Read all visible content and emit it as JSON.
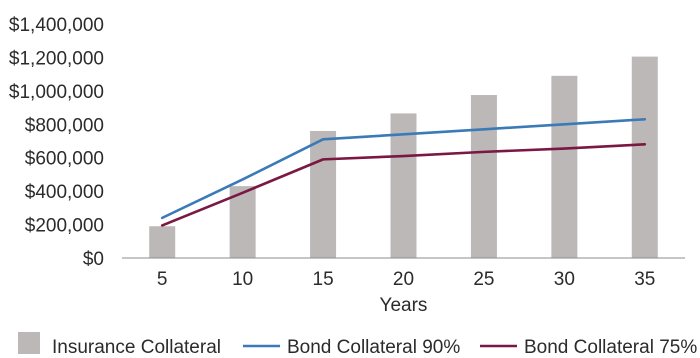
{
  "chart_data": {
    "type": "bar",
    "title": "",
    "xlabel": "Years",
    "ylabel": "",
    "categories": [
      "5",
      "10",
      "15",
      "20",
      "25",
      "30",
      "35"
    ],
    "ylim": [
      0,
      1400000
    ],
    "yticks": [
      0,
      200000,
      400000,
      600000,
      800000,
      1000000,
      1200000,
      1400000
    ],
    "ytick_labels": [
      "$0",
      "$200,000",
      "$400,000",
      "$600,000",
      "$800,000",
      "$1,000,000",
      "$1,200,000",
      "$1,400,000"
    ],
    "grid": false,
    "legend_position": "bottom",
    "series": [
      {
        "name": "Insurance Collateral",
        "kind": "bar",
        "color": "#bcb8b8",
        "values": [
          190000,
          430000,
          760000,
          865000,
          975000,
          1090000,
          1205000
        ]
      },
      {
        "name": "Bond Collateral 90%",
        "kind": "line",
        "color": "#3a7ab8",
        "values": [
          240000,
          470000,
          710000,
          740000,
          770000,
          800000,
          830000
        ]
      },
      {
        "name": "Bond Collateral 75%",
        "kind": "line",
        "color": "#7a1743",
        "values": [
          195000,
          390000,
          590000,
          610000,
          635000,
          655000,
          680000
        ]
      }
    ]
  }
}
⁂
▶ _Requirements_: Looking at the listing above, how many of its lines contain the string "Collateral"? Give the number alone.

▶ _Answer_: 3